# Problem to solve:
Pull every line containing the word "United" from the records.

### Data records ###

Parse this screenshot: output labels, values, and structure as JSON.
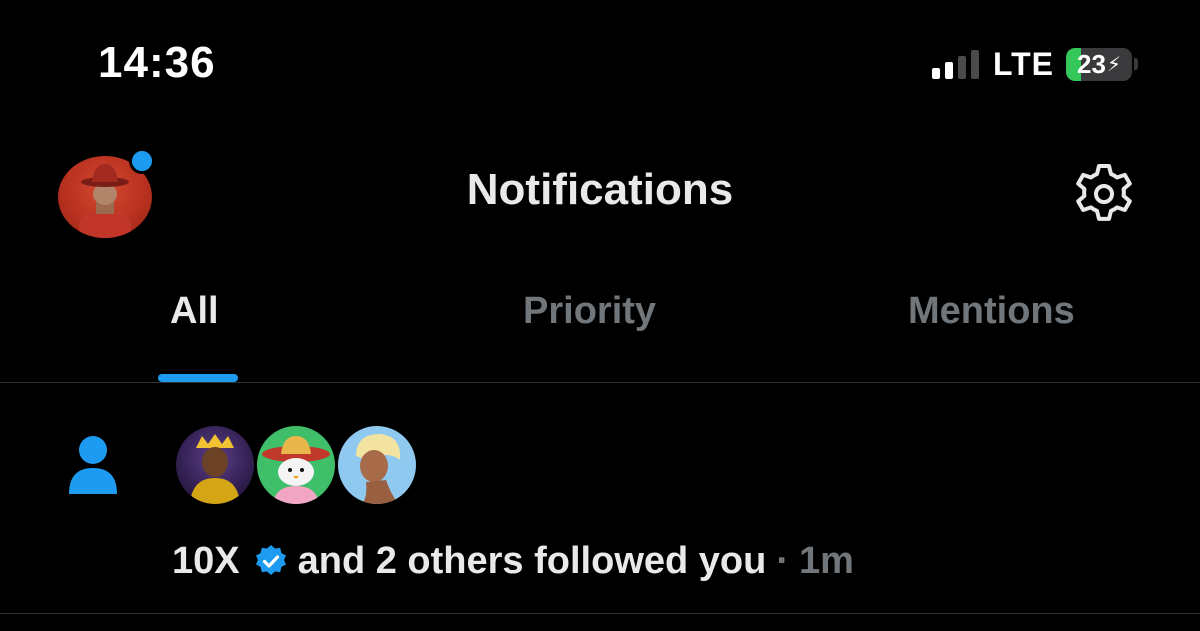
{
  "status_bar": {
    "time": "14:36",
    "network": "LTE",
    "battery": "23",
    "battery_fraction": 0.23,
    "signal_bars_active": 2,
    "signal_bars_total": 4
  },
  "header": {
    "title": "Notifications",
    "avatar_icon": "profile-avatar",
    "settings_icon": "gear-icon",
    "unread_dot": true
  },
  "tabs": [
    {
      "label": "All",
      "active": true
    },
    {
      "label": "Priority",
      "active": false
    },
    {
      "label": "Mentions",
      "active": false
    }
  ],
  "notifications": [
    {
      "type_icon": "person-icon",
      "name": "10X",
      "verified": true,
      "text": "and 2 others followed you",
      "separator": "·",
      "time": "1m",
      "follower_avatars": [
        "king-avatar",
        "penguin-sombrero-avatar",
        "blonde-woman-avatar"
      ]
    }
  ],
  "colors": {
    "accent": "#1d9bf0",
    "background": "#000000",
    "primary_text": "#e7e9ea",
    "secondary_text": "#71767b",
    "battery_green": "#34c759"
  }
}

###
### Data records ###

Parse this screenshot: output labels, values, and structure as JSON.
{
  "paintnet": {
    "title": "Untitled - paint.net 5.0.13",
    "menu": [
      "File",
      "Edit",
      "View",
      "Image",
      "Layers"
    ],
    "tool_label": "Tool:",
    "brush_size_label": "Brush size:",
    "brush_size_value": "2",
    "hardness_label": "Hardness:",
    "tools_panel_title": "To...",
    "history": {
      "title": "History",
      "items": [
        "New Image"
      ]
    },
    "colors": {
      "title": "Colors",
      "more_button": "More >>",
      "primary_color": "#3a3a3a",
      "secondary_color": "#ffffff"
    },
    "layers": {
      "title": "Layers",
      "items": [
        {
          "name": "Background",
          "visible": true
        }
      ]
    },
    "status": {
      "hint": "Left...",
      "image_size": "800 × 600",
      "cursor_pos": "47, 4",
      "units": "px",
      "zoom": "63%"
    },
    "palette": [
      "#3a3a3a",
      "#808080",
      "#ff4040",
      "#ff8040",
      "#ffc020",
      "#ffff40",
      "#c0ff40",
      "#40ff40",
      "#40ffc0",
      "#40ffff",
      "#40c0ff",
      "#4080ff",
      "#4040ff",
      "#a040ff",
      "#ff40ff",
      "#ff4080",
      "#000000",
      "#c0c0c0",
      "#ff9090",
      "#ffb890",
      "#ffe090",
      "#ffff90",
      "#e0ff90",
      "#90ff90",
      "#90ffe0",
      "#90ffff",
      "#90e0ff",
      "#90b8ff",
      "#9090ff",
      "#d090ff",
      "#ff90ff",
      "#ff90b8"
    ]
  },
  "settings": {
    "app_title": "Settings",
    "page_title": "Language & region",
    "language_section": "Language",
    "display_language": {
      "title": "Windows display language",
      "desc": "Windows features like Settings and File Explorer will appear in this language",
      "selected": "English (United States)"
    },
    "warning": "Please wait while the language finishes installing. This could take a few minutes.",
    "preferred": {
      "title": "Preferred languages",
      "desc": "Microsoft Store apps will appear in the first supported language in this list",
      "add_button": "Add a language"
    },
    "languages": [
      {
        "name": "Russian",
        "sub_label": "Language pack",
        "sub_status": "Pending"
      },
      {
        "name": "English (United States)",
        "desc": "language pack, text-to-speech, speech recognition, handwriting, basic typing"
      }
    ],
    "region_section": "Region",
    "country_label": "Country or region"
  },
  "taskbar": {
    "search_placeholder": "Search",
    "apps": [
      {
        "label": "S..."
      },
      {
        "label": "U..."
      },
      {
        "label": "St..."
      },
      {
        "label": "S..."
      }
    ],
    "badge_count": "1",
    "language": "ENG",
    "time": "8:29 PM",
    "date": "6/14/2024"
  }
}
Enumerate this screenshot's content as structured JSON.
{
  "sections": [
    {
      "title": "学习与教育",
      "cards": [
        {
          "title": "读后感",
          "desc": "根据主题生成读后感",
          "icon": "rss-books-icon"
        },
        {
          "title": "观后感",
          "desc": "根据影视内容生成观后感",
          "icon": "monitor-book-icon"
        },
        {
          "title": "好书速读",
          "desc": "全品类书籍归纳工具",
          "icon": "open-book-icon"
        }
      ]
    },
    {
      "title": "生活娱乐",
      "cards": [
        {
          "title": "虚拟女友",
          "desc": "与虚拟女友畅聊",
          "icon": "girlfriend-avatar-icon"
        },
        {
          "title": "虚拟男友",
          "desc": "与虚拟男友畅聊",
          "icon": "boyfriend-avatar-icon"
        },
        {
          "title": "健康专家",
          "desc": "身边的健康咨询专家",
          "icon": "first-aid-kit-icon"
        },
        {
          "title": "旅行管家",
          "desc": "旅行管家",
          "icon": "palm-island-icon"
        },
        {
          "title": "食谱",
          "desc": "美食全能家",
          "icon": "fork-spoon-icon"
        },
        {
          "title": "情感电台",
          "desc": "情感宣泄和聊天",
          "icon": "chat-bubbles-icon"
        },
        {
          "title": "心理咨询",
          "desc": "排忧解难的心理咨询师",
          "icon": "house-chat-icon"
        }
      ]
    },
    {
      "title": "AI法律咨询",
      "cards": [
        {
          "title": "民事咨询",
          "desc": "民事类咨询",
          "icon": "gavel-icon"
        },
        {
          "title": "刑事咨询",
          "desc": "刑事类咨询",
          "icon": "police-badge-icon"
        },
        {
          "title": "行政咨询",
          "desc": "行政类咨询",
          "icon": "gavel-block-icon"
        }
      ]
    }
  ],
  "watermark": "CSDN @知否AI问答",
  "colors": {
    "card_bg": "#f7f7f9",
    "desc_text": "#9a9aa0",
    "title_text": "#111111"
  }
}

###
### Data records ###

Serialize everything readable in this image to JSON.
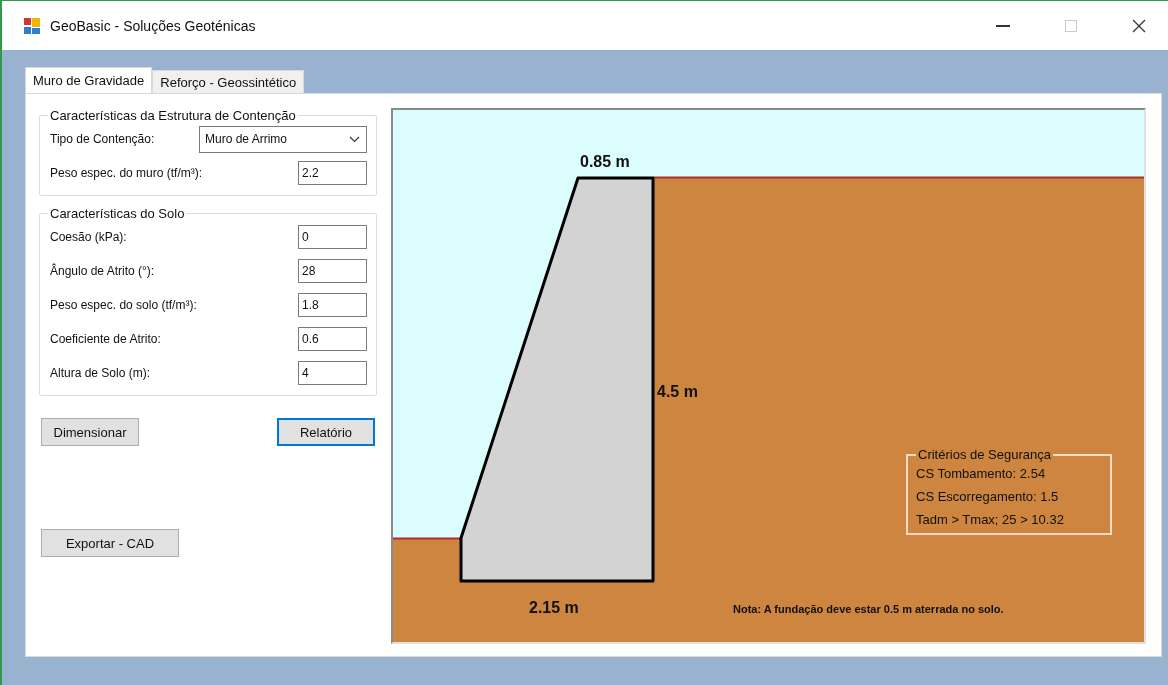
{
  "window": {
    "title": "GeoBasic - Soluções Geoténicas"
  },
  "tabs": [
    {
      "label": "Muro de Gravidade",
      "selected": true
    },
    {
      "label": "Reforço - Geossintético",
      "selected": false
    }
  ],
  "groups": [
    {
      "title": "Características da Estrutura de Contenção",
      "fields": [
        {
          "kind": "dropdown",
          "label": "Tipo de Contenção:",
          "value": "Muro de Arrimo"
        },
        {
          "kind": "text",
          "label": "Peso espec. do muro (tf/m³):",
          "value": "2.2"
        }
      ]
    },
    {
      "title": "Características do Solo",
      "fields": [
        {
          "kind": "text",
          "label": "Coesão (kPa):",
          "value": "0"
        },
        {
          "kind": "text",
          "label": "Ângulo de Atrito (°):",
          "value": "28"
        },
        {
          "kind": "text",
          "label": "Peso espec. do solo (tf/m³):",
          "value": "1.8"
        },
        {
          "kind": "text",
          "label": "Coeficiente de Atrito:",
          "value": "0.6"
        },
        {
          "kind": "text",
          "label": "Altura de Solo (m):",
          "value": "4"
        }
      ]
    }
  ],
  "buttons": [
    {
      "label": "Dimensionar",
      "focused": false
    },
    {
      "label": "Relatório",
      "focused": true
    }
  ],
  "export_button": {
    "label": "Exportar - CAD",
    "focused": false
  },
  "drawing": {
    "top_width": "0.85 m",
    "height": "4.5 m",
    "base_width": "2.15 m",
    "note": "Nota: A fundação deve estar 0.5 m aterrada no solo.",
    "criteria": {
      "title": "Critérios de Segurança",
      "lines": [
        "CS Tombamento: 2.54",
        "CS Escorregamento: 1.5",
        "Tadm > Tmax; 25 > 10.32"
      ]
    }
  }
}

###

# Output below:
      "selected": "English (United States)"
        "name": "English (United States)",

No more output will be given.